Task requirements -> Across the material below, how many lines contain the word "name"? Give only the number.

___ Supplied records

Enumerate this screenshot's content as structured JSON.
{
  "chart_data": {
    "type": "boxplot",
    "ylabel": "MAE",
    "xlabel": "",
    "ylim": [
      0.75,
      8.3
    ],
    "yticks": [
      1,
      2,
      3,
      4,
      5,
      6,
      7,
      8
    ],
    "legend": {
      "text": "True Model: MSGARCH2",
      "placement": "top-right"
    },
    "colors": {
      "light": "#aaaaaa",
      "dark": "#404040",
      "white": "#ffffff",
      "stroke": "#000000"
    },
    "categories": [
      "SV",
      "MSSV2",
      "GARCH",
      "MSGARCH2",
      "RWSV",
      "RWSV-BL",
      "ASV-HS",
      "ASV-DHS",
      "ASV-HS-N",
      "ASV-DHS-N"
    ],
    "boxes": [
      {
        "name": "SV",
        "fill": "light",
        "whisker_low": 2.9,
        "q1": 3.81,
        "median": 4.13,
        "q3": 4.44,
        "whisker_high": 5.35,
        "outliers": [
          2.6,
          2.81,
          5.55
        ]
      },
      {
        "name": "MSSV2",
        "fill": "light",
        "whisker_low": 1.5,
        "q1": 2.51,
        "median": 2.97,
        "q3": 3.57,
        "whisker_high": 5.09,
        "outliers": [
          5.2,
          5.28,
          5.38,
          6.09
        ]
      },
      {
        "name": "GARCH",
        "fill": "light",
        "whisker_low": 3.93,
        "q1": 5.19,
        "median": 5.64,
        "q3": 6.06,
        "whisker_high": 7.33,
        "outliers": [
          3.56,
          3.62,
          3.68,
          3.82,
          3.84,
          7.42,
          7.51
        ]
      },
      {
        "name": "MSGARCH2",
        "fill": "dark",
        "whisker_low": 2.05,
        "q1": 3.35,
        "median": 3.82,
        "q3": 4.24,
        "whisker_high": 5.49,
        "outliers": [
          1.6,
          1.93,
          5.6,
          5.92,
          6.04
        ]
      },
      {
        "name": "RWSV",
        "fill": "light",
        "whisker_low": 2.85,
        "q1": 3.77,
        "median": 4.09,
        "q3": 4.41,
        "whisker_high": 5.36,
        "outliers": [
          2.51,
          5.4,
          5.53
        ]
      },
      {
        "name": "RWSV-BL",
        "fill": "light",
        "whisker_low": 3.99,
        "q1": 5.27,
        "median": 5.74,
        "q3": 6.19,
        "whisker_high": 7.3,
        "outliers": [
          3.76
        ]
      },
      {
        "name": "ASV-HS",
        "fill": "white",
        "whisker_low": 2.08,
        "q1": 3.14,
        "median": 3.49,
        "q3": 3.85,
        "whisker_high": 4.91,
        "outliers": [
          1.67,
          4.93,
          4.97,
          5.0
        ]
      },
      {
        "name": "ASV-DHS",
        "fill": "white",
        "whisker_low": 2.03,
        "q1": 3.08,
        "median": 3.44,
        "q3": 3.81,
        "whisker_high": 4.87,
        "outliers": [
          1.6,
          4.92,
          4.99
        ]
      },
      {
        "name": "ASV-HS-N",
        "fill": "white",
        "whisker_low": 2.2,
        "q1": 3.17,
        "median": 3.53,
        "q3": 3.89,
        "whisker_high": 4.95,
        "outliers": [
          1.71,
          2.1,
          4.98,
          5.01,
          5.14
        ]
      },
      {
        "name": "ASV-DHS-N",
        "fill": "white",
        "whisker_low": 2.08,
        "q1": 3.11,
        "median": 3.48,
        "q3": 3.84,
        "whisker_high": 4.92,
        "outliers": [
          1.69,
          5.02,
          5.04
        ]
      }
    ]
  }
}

______

Solution for this problem -> 10